[Records excerpted from a collection]
————

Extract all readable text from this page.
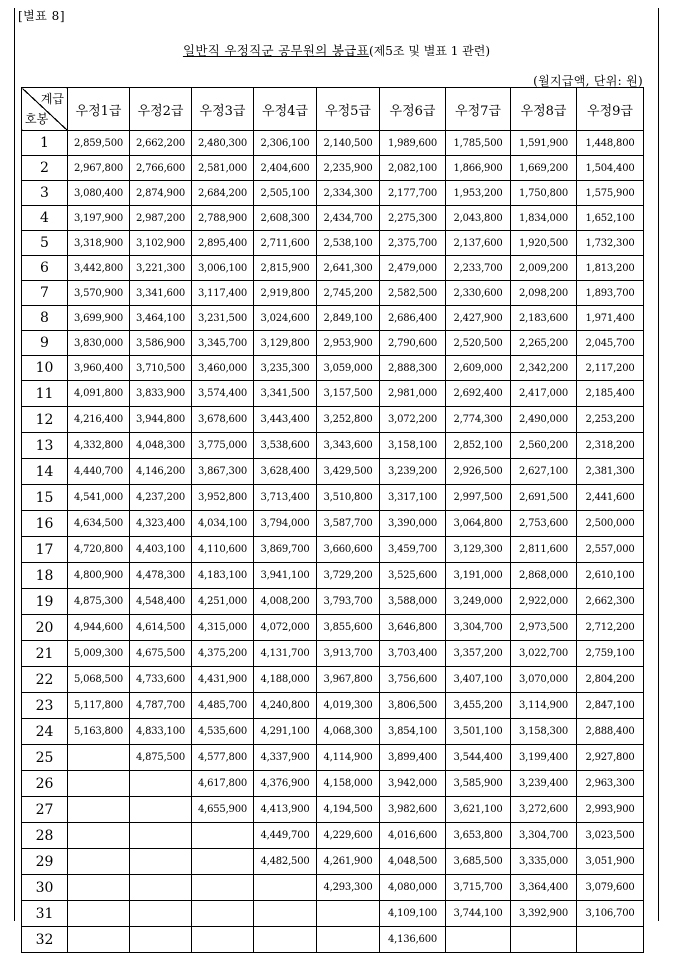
[별표 8]
일반직 우정직군 공무원의 봉급표(제5조 및 별표 1 관련)
(월지급액, 단위: 원)
계급
호봉	우정1급	우정2급	우정3급	우정4급	우정5급	우정6급	우정7급	우정8급	우정9급
1	2,859,500	2,662,200	2,480,300	2,306,100	2,140,500	1,989,600	1,785,500	1,591,900	1,448,800
2	2,967,800	2,766,600	2,581,000	2,404,600	2,235,900	2,082,100	1,866,900	1,669,200	1,504,400
3	3,080,400	2,874,900	2,684,200	2,505,100	2,334,300	2,177,700	1,953,200	1,750,800	1,575,900
4	3,197,900	2,987,200	2,788,900	2,608,300	2,434,700	2,275,300	2,043,800	1,834,000	1,652,100
5	3,318,900	3,102,900	2,895,400	2,711,600	2,538,100	2,375,700	2,137,600	1,920,500	1,732,300
6	3,442,800	3,221,300	3,006,100	2,815,900	2,641,300	2,479,000	2,233,700	2,009,200	1,813,200
7	3,570,900	3,341,600	3,117,400	2,919,800	2,745,200	2,582,500	2,330,600	2,098,200	1,893,700
8	3,699,900	3,464,100	3,231,500	3,024,600	2,849,100	2,686,400	2,427,900	2,183,600	1,971,400
9	3,830,000	3,586,900	3,345,700	3,129,800	2,953,900	2,790,600	2,520,500	2,265,200	2,045,700
10	3,960,400	3,710,500	3,460,000	3,235,300	3,059,000	2,888,300	2,609,000	2,342,200	2,117,200
11	4,091,800	3,833,900	3,574,400	3,341,500	3,157,500	2,981,000	2,692,400	2,417,000	2,185,400
12	4,216,400	3,944,800	3,678,600	3,443,400	3,252,800	3,072,200	2,774,300	2,490,000	2,253,200
13	4,332,800	4,048,300	3,775,000	3,538,600	3,343,600	3,158,100	2,852,100	2,560,200	2,318,200
14	4,440,700	4,146,200	3,867,300	3,628,400	3,429,500	3,239,200	2,926,500	2,627,100	2,381,300
15	4,541,000	4,237,200	3,952,800	3,713,400	3,510,800	3,317,100	2,997,500	2,691,500	2,441,600
16	4,634,500	4,323,400	4,034,100	3,794,000	3,587,700	3,390,000	3,064,800	2,753,600	2,500,000
17	4,720,800	4,403,100	4,110,600	3,869,700	3,660,600	3,459,700	3,129,300	2,811,600	2,557,000
18	4,800,900	4,478,300	4,183,100	3,941,100	3,729,200	3,525,600	3,191,000	2,868,000	2,610,100
19	4,875,300	4,548,400	4,251,000	4,008,200	3,793,700	3,588,000	3,249,000	2,922,000	2,662,300
20	4,944,600	4,614,500	4,315,000	4,072,000	3,855,600	3,646,800	3,304,700	2,973,500	2,712,200
21	5,009,300	4,675,500	4,375,200	4,131,700	3,913,700	3,703,400	3,357,200	3,022,700	2,759,100
22	5,068,500	4,733,600	4,431,900	4,188,000	3,967,800	3,756,600	3,407,100	3,070,000	2,804,200
23	5,117,800	4,787,700	4,485,700	4,240,800	4,019,300	3,806,500	3,455,200	3,114,900	2,847,100
24	5,163,800	4,833,100	4,535,600	4,291,100	4,068,300	3,854,100	3,501,100	3,158,300	2,888,400
25		4,875,500	4,577,800	4,337,900	4,114,900	3,899,400	3,544,400	3,199,400	2,927,800
26			4,617,800	4,376,900	4,158,000	3,942,000	3,585,900	3,239,400	2,963,300
27			4,655,900	4,413,900	4,194,500	3,982,600	3,621,100	3,272,600	2,993,900
28				4,449,700	4,229,600	4,016,600	3,653,800	3,304,700	3,023,500
29				4,482,500	4,261,900	4,048,500	3,685,500	3,335,000	3,051,900
30					4,293,300	4,080,000	3,715,700	3,364,400	3,079,600
31						4,109,100	3,744,100	3,392,900	3,106,700
32						4,136,600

————

# Goal of the exercise
All the material shown above is to be copied exactly, with no pictures carried over.

# Finished exercise
Extract all readable text from this page.
[별표 8]
일반직 우정직군 공무원의 봉급표(제5조 및 별표 1 관련)
(월지급액, 단위: 원)
계급
호봉	우정1급	우정2급	우정3급	우정4급	우정5급	우정6급	우정7급	우정8급	우정9급
1	2,859,500	2,662,200	2,480,300	2,306,100	2,140,500	1,989,600	1,785,500	1,591,900	1,448,800
2	2,967,800	2,766,600	2,581,000	2,404,600	2,235,900	2,082,100	1,866,900	1,669,200	1,504,400
3	3,080,400	2,874,900	2,684,200	2,505,100	2,334,300	2,177,700	1,953,200	1,750,800	1,575,900
4	3,197,900	2,987,200	2,788,900	2,608,300	2,434,700	2,275,300	2,043,800	1,834,000	1,652,100
5	3,318,900	3,102,900	2,895,400	2,711,600	2,538,100	2,375,700	2,137,600	1,920,500	1,732,300
6	3,442,800	3,221,300	3,006,100	2,815,900	2,641,300	2,479,000	2,233,700	2,009,200	1,813,200
7	3,570,900	3,341,600	3,117,400	2,919,800	2,745,200	2,582,500	2,330,600	2,098,200	1,893,700
8	3,699,900	3,464,100	3,231,500	3,024,600	2,849,100	2,686,400	2,427,900	2,183,600	1,971,400
9	3,830,000	3,586,900	3,345,700	3,129,800	2,953,900	2,790,600	2,520,500	2,265,200	2,045,700
10	3,960,400	3,710,500	3,460,000	3,235,300	3,059,000	2,888,300	2,609,000	2,342,200	2,117,200
11	4,091,800	3,833,900	3,574,400	3,341,500	3,157,500	2,981,000	2,692,400	2,417,000	2,185,400
12	4,216,400	3,944,800	3,678,600	3,443,400	3,252,800	3,072,200	2,774,300	2,490,000	2,253,200
13	4,332,800	4,048,300	3,775,000	3,538,600	3,343,600	3,158,100	2,852,100	2,560,200	2,318,200
14	4,440,700	4,146,200	3,867,300	3,628,400	3,429,500	3,239,200	2,926,500	2,627,100	2,381,300
15	4,541,000	4,237,200	3,952,800	3,713,400	3,510,800	3,317,100	2,997,500	2,691,500	2,441,600
16	4,634,500	4,323,400	4,034,100	3,794,000	3,587,700	3,390,000	3,064,800	2,753,600	2,500,000
17	4,720,800	4,403,100	4,110,600	3,869,700	3,660,600	3,459,700	3,129,300	2,811,600	2,557,000
18	4,800,900	4,478,300	4,183,100	3,941,100	3,729,200	3,525,600	3,191,000	2,868,000	2,610,100
19	4,875,300	4,548,400	4,251,000	4,008,200	3,793,700	3,588,000	3,249,000	2,922,000	2,662,300
20	4,944,600	4,614,500	4,315,000	4,072,000	3,855,600	3,646,800	3,304,700	2,973,500	2,712,200
21	5,009,300	4,675,500	4,375,200	4,131,700	3,913,700	3,703,400	3,357,200	3,022,700	2,759,100
22	5,068,500	4,733,600	4,431,900	4,188,000	3,967,800	3,756,600	3,407,100	3,070,000	2,804,200
23	5,117,800	4,787,700	4,485,700	4,240,800	4,019,300	3,806,500	3,455,200	3,114,900	2,847,100
24	5,163,800	4,833,100	4,535,600	4,291,100	4,068,300	3,854,100	3,501,100	3,158,300	2,888,400
25		4,875,500	4,577,800	4,337,900	4,114,900	3,899,400	3,544,400	3,199,400	2,927,800
26			4,617,800	4,376,900	4,158,000	3,942,000	3,585,900	3,239,400	2,963,300
27			4,655,900	4,413,900	4,194,500	3,982,600	3,621,100	3,272,600	2,993,900
28				4,449,700	4,229,600	4,016,600	3,653,800	3,304,700	3,023,500
29				4,482,500	4,261,900	4,048,500	3,685,500	3,335,000	3,051,900
30					4,293,300	4,080,000	3,715,700	3,364,400	3,079,600
31						4,109,100	3,744,100	3,392,900	3,106,700
32						4,136,600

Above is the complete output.